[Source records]

start

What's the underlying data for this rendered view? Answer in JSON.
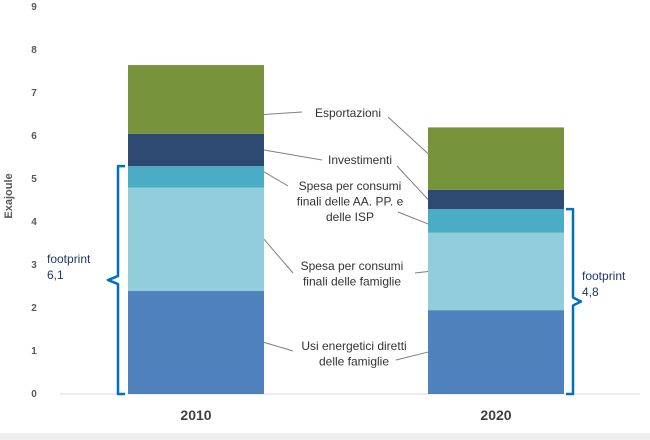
{
  "chart_data": {
    "type": "bar",
    "stacked": true,
    "title": "",
    "xlabel": "",
    "ylabel": "Exajoule",
    "ylim": [
      0,
      9
    ],
    "yticks": [
      "0",
      "1",
      "2",
      "3",
      "4",
      "5",
      "6",
      "7",
      "8",
      "9"
    ],
    "grid": false,
    "categories": [
      "2010",
      "2020"
    ],
    "series": [
      {
        "name": "Usi energetici diretti delle famiglie",
        "color": "#4f81bd",
        "values": [
          2.4,
          1.95
        ]
      },
      {
        "name": "Spesa per consumi finali delle famiglie",
        "color": "#92cddc",
        "values": [
          2.4,
          1.8
        ]
      },
      {
        "name": "Spesa per consumi finali delle AA. PP. e delle ISP",
        "color": "#4bacc6",
        "values": [
          0.5,
          0.55
        ]
      },
      {
        "name": "Investimenti",
        "color": "#2e4a73",
        "values": [
          0.75,
          0.45
        ]
      },
      {
        "name": "Esportazioni",
        "color": "#77933c",
        "values": [
          1.6,
          1.45
        ]
      }
    ],
    "annotations": {
      "esportazioni": [
        "Esportazioni"
      ],
      "investimenti": [
        "Investimenti"
      ],
      "aapp": [
        "Spesa per consumi",
        "finali delle AA. PP. e",
        "delle ISP"
      ],
      "famiglie": [
        "Spesa per consumi",
        "finali delle famiglie"
      ],
      "diretti": [
        "Usi energetici diretti",
        "delle famiglie"
      ]
    },
    "footprints": [
      {
        "category": "2010",
        "label": [
          "footprint",
          "6,1"
        ],
        "from": 0,
        "to": 5.3
      },
      {
        "category": "2020",
        "label": [
          "footprint",
          "4,8"
        ],
        "from": 0,
        "to": 4.3
      }
    ],
    "bracket_color": "#0070c0"
  }
}
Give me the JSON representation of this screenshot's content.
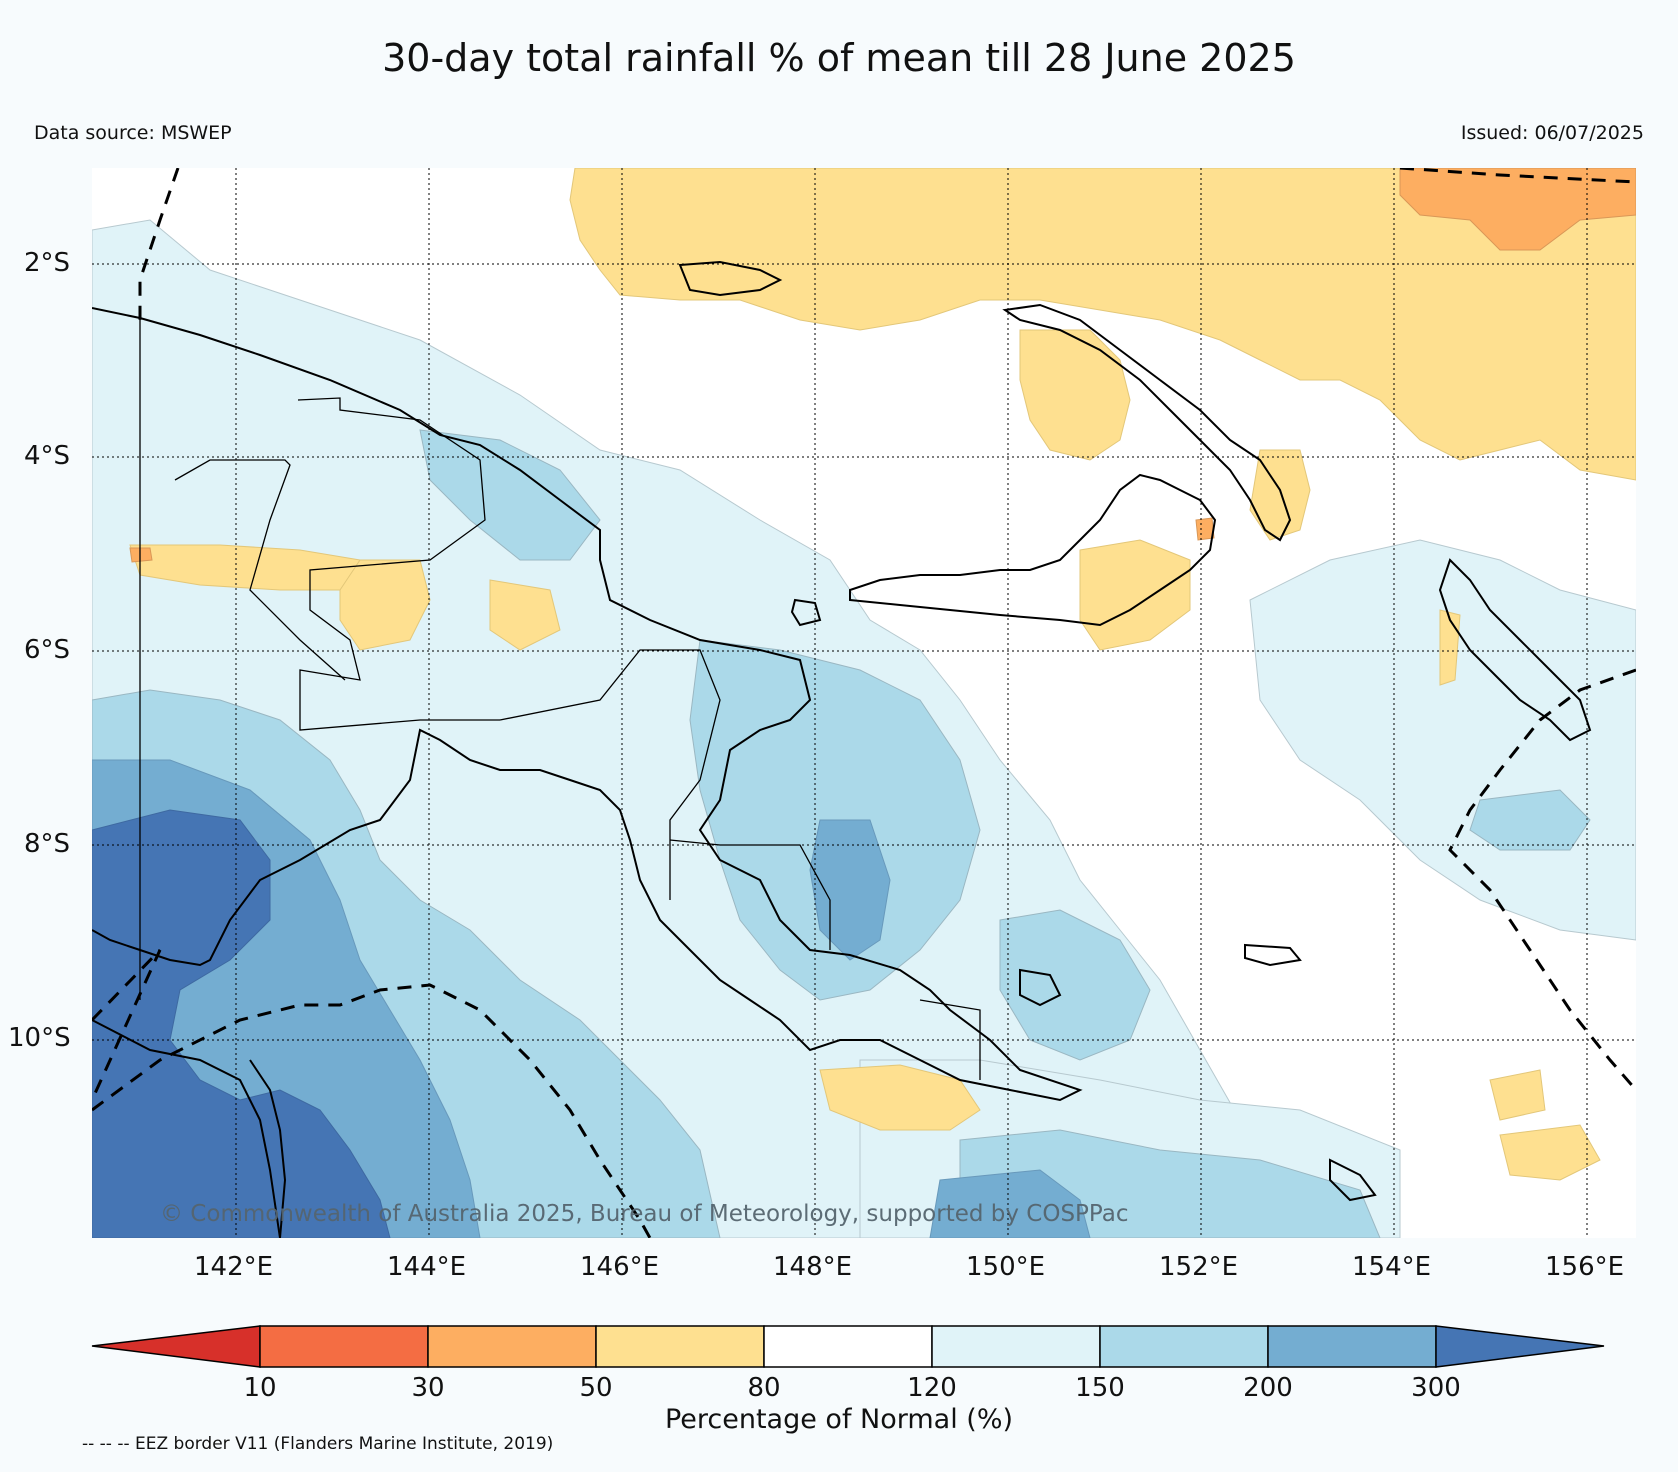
{
  "title": "30-day total rainfall % of mean till 28 June 2025",
  "data_source": "Data source: MSWEP",
  "issued": "Issued: 06/07/2025",
  "copyright": "© Commonwealth of Australia 2025, Bureau of Meteorology, supported by COSPPac",
  "eez_note": "-- -- -- EEZ border V11 (Flanders Marine Institute, 2019)",
  "map": {
    "latitude_labels": [
      "2°S",
      "4°S",
      "6°S",
      "8°S",
      "10°S"
    ],
    "longitude_labels": [
      "142°E",
      "144°E",
      "146°E",
      "148°E",
      "150°E",
      "152°E",
      "154°E",
      "156°E"
    ],
    "extent": {
      "lon": [
        140.4,
        156.5
      ],
      "lat": [
        -12.2,
        -1.0
      ]
    },
    "gridlines": true,
    "eez_border_style": "dashed black"
  },
  "colorbar": {
    "title": "Percentage of Normal (%)",
    "tick_labels": [
      "10",
      "30",
      "50",
      "80",
      "120",
      "150",
      "200",
      "300"
    ],
    "bins": [
      {
        "range": "<10",
        "color": "#d7302a"
      },
      {
        "range": "10-30",
        "color": "#f46d43"
      },
      {
        "range": "30-50",
        "color": "#fdae61"
      },
      {
        "range": "50-80",
        "color": "#fee090"
      },
      {
        "range": "80-120",
        "color": "#ffffff"
      },
      {
        "range": "120-150",
        "color": "#e0f3f8"
      },
      {
        "range": "150-200",
        "color": "#abd9e9"
      },
      {
        "range": "200-300",
        "color": "#74add1"
      },
      {
        "range": ">300",
        "color": "#4575b4"
      }
    ]
  }
}
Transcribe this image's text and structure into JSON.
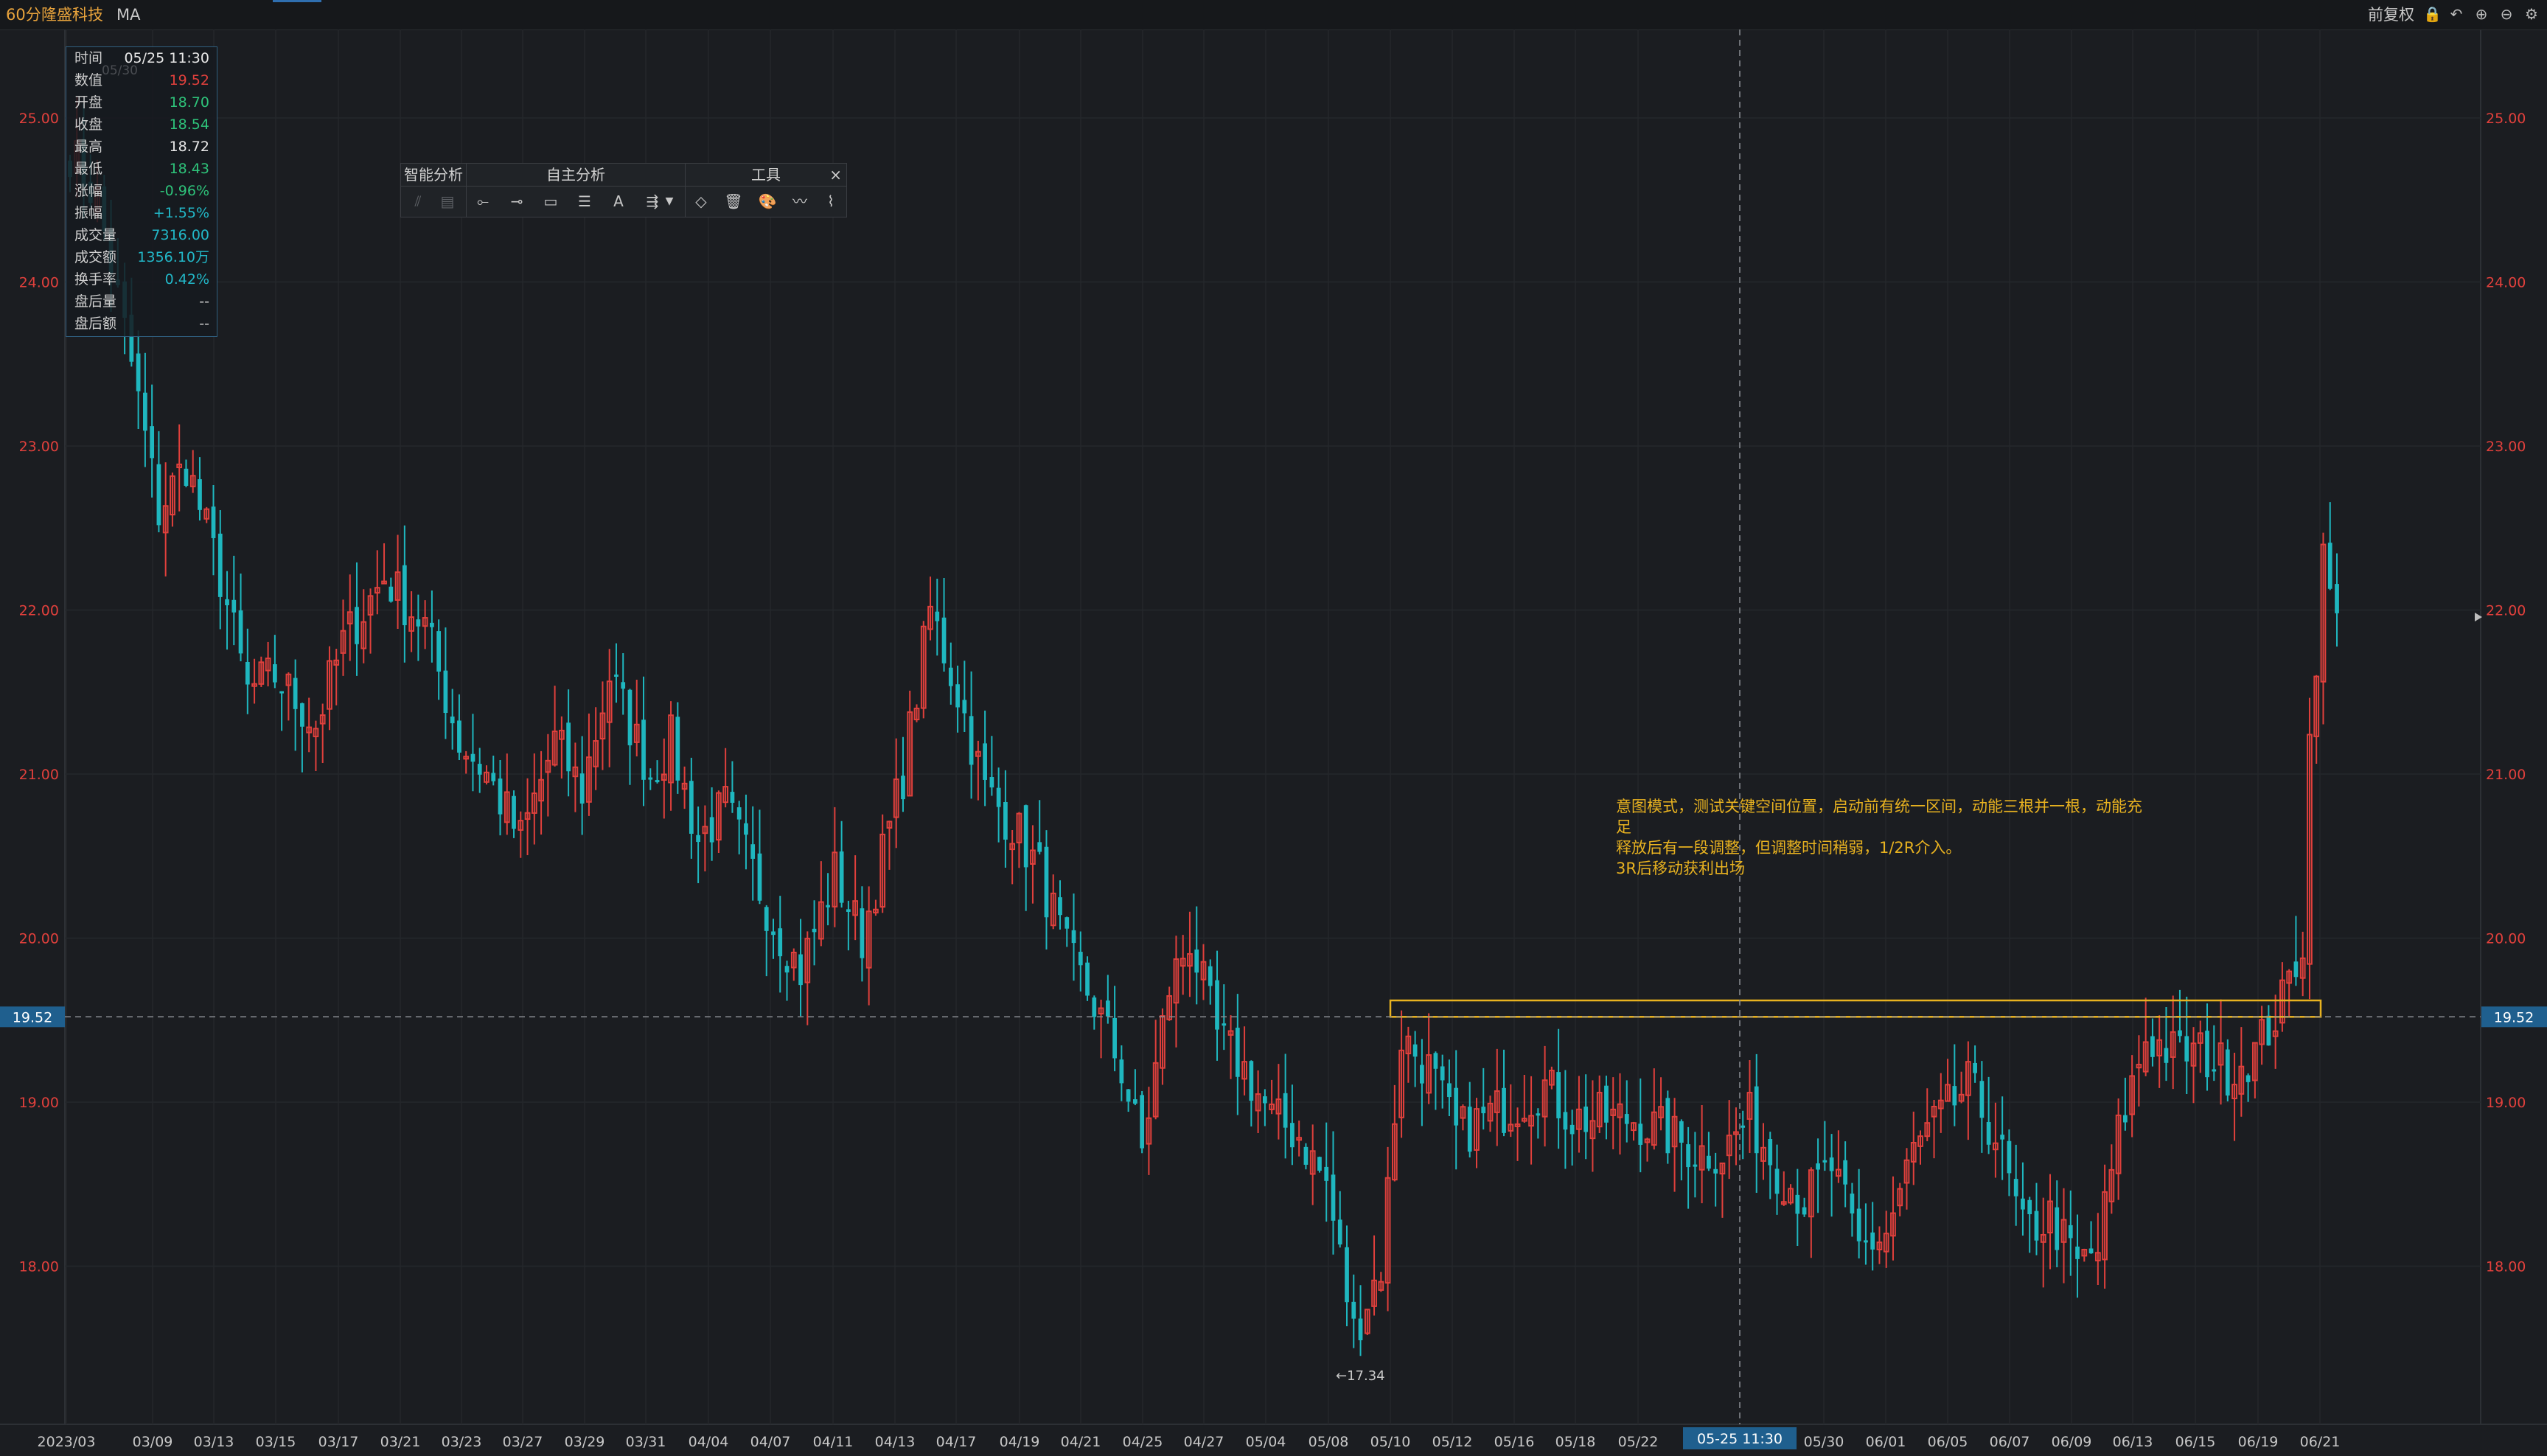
{
  "header": {
    "interval": "60分",
    "stock_name": "隆盛科技",
    "indicator": "MA",
    "fq_mode": "前复权",
    "icons": [
      "lock-icon",
      "undo-icon",
      "zoom-in-icon",
      "zoom-out-icon",
      "gear-icon"
    ]
  },
  "info_panel": {
    "rows": [
      {
        "label": "时间",
        "value": "05/25 11:30",
        "color": "#e8e8e8"
      },
      {
        "label": "数值",
        "value": "19.52",
        "color": "#e0403c"
      },
      {
        "label": "开盘",
        "value": "18.70",
        "color": "#2ec37a"
      },
      {
        "label": "收盘",
        "value": "18.54",
        "color": "#2ec37a"
      },
      {
        "label": "最高",
        "value": "18.72",
        "color": "#e8e8e8"
      },
      {
        "label": "最低",
        "value": "18.43",
        "color": "#2ec37a"
      },
      {
        "label": "涨幅",
        "value": "-0.96%",
        "color": "#2ec37a"
      },
      {
        "label": "振幅",
        "value": "+1.55%",
        "color": "#22b8c8"
      },
      {
        "label": "成交量",
        "value": "7316.00",
        "color": "#22b8c8"
      },
      {
        "label": "成交额",
        "value": "1356.10万",
        "color": "#22b8c8"
      },
      {
        "label": "换手率",
        "value": "0.42%",
        "color": "#22b8c8"
      },
      {
        "label": "盘后量",
        "value": "--",
        "color": "#cfcfcf"
      },
      {
        "label": "盘后额",
        "value": "--",
        "color": "#cfcfcf"
      }
    ],
    "ghost": "05/30"
  },
  "toolbar": {
    "groups": [
      {
        "title": "智能分析"
      },
      {
        "title": "自主分析"
      },
      {
        "title": "工具"
      }
    ],
    "close": "×"
  },
  "annotation": {
    "lines": [
      "意图模式，测试关键空间位置，启动前有统一区间，动能三根并一根，动能充",
      "足",
      "释放后有一段调整，但调整时间稍弱，1/2R介入。",
      "3R后移动获利出场"
    ]
  },
  "chart_data": {
    "type": "candlestick",
    "y_ticks": [
      "25.00",
      "24.00",
      "23.00",
      "22.00",
      "21.00",
      "20.00",
      "19.00",
      "18.00"
    ],
    "x_ticks": [
      "2023/03",
      "03/09",
      "03/13",
      "03/15",
      "03/17",
      "03/21",
      "03/23",
      "03/27",
      "03/29",
      "03/31",
      "04/04",
      "04/07",
      "04/11",
      "04/13",
      "04/17",
      "04/19",
      "04/21",
      "04/25",
      "04/27",
      "05/04",
      "05/08",
      "05/10",
      "05/12",
      "05/16",
      "05/18",
      "05/22",
      "05/30",
      "06/01",
      "06/05",
      "06/07",
      "06/09",
      "06/13",
      "06/15",
      "06/19",
      "06/21"
    ],
    "ylim": [
      17.0,
      25.5
    ],
    "crosshair": {
      "price": "19.52",
      "time": "05-25 11:30"
    },
    "low_marker": "←17.34",
    "zone": [
      19.52,
      19.62
    ],
    "up_color": "#e0403c",
    "down_color": "#1fb7bf",
    "anchors": [
      [
        0,
        24.8
      ],
      [
        4,
        24.5
      ],
      [
        9,
        23.5
      ],
      [
        13,
        22.6
      ],
      [
        17,
        22.9
      ],
      [
        22,
        22.2
      ],
      [
        26,
        21.5
      ],
      [
        30,
        21.6
      ],
      [
        36,
        21.3
      ],
      [
        40,
        21.8
      ],
      [
        46,
        22.2
      ],
      [
        52,
        21.9
      ],
      [
        57,
        21.2
      ],
      [
        61,
        21.0
      ],
      [
        66,
        20.6
      ],
      [
        71,
        21.2
      ],
      [
        75,
        20.9
      ],
      [
        79,
        21.6
      ],
      [
        85,
        21.0
      ],
      [
        88,
        21.2
      ],
      [
        92,
        20.6
      ],
      [
        96,
        20.8
      ],
      [
        99,
        20.5
      ],
      [
        103,
        20.1
      ],
      [
        107,
        19.8
      ],
      [
        112,
        20.4
      ],
      [
        116,
        20.0
      ],
      [
        122,
        21.0
      ],
      [
        126,
        22.0
      ],
      [
        130,
        21.5
      ],
      [
        134,
        20.9
      ],
      [
        138,
        20.7
      ],
      [
        142,
        20.4
      ],
      [
        146,
        19.9
      ],
      [
        150,
        19.6
      ],
      [
        154,
        19.2
      ],
      [
        157,
        18.7
      ],
      [
        161,
        19.7
      ],
      [
        164,
        20.0
      ],
      [
        168,
        19.4
      ],
      [
        172,
        19.2
      ],
      [
        176,
        18.9
      ],
      [
        180,
        18.8
      ],
      [
        184,
        18.5
      ],
      [
        188,
        17.6
      ],
      [
        192,
        18.0
      ],
      [
        195,
        19.4
      ],
      [
        199,
        19.2
      ],
      [
        203,
        18.8
      ],
      [
        207,
        18.9
      ],
      [
        212,
        19.0
      ],
      [
        216,
        19.1
      ],
      [
        220,
        18.9
      ],
      [
        225,
        18.9
      ],
      [
        229,
        18.9
      ],
      [
        234,
        18.8
      ],
      [
        238,
        18.7
      ],
      [
        242,
        18.7
      ],
      [
        246,
        18.9
      ],
      [
        250,
        18.6
      ],
      [
        254,
        18.4
      ],
      [
        258,
        18.6
      ],
      [
        262,
        18.1
      ],
      [
        266,
        18.2
      ],
      [
        270,
        18.7
      ],
      [
        274,
        18.9
      ],
      [
        278,
        19.1
      ],
      [
        282,
        18.8
      ],
      [
        286,
        18.2
      ],
      [
        290,
        18.3
      ],
      [
        294,
        18.0
      ],
      [
        297,
        18.1
      ],
      [
        300,
        18.8
      ],
      [
        304,
        19.4
      ],
      [
        308,
        19.3
      ],
      [
        312,
        19.3
      ],
      [
        316,
        19.2
      ],
      [
        320,
        19.3
      ],
      [
        324,
        19.6
      ],
      [
        327,
        20.0
      ],
      [
        328,
        21.2
      ],
      [
        330,
        22.3
      ],
      [
        332,
        21.9
      ]
    ]
  }
}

end

▶ **Exercise task**:
Identify which lines contain the word "consumi" and copy each one.

▶ **Reply**:
        "name": "Spesa per consumi finali delle famiglie",
        "name": "Spesa per consumi finali delle AA. PP. e delle ISP",
        "Spesa per consumi",
        "Spesa per consumi",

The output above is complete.